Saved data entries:
START

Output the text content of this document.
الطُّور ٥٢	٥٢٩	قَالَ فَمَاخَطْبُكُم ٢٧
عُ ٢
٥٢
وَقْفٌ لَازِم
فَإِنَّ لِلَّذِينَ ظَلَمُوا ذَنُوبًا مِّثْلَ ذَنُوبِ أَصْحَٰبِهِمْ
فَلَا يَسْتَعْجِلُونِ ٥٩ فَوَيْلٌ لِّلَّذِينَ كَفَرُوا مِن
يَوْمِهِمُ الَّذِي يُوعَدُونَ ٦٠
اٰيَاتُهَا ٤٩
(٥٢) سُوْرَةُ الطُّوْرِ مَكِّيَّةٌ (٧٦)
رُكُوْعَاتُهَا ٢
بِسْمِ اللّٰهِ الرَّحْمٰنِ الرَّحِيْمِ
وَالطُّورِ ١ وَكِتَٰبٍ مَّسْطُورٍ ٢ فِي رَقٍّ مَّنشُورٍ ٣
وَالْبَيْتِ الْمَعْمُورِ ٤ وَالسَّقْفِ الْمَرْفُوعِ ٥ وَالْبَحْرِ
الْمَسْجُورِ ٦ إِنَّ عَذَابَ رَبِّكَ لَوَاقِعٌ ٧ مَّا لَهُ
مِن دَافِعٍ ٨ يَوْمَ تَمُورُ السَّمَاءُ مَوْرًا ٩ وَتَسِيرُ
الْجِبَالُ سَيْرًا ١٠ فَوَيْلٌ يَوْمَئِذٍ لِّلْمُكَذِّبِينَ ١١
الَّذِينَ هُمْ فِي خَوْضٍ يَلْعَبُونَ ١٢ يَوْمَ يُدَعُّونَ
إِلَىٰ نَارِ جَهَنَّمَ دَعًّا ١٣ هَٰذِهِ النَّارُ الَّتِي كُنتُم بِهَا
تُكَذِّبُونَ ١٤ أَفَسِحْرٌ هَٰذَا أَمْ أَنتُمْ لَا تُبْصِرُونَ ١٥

END

- [Task requirements]:
From the records above, extract every entry verbatim.

- [Response]:
Output the text content of this document.
الطُّور ٥٢	٥٢٩	قَالَ فَمَاخَطْبُكُم ٢٧
عُ ٢
٥٢
وَقْفٌ لَازِم
فَإِنَّ لِلَّذِينَ ظَلَمُوا ذَنُوبًا مِّثْلَ ذَنُوبِ أَصْحَٰبِهِمْ
فَلَا يَسْتَعْجِلُونِ ٥٩ فَوَيْلٌ لِّلَّذِينَ كَفَرُوا مِن
يَوْمِهِمُ الَّذِي يُوعَدُونَ ٦٠
اٰيَاتُهَا ٤٩
(٥٢) سُوْرَةُ الطُّوْرِ مَكِّيَّةٌ (٧٦)
رُكُوْعَاتُهَا ٢
بِسْمِ اللّٰهِ الرَّحْمٰنِ الرَّحِيْمِ
وَالطُّورِ ١ وَكِتَٰبٍ مَّسْطُورٍ ٢ فِي رَقٍّ مَّنشُورٍ ٣
وَالْبَيْتِ الْمَعْمُورِ ٤ وَالسَّقْفِ الْمَرْفُوعِ ٥ وَالْبَحْرِ
الْمَسْجُورِ ٦ إِنَّ عَذَابَ رَبِّكَ لَوَاقِعٌ ٧ مَّا لَهُ
مِن دَافِعٍ ٨ يَوْمَ تَمُورُ السَّمَاءُ مَوْرًا ٩ وَتَسِيرُ
الْجِبَالُ سَيْرًا ١٠ فَوَيْلٌ يَوْمَئِذٍ لِّلْمُكَذِّبِينَ ١١
الَّذِينَ هُمْ فِي خَوْضٍ يَلْعَبُونَ ١٢ يَوْمَ يُدَعُّونَ
إِلَىٰ نَارِ جَهَنَّمَ دَعًّا ١٣ هَٰذِهِ النَّارُ الَّتِي كُنتُم بِهَا
تُكَذِّبُونَ ١٤ أَفَسِحْرٌ هَٰذَا أَمْ أَنتُمْ لَا تُبْصِرُونَ ١٥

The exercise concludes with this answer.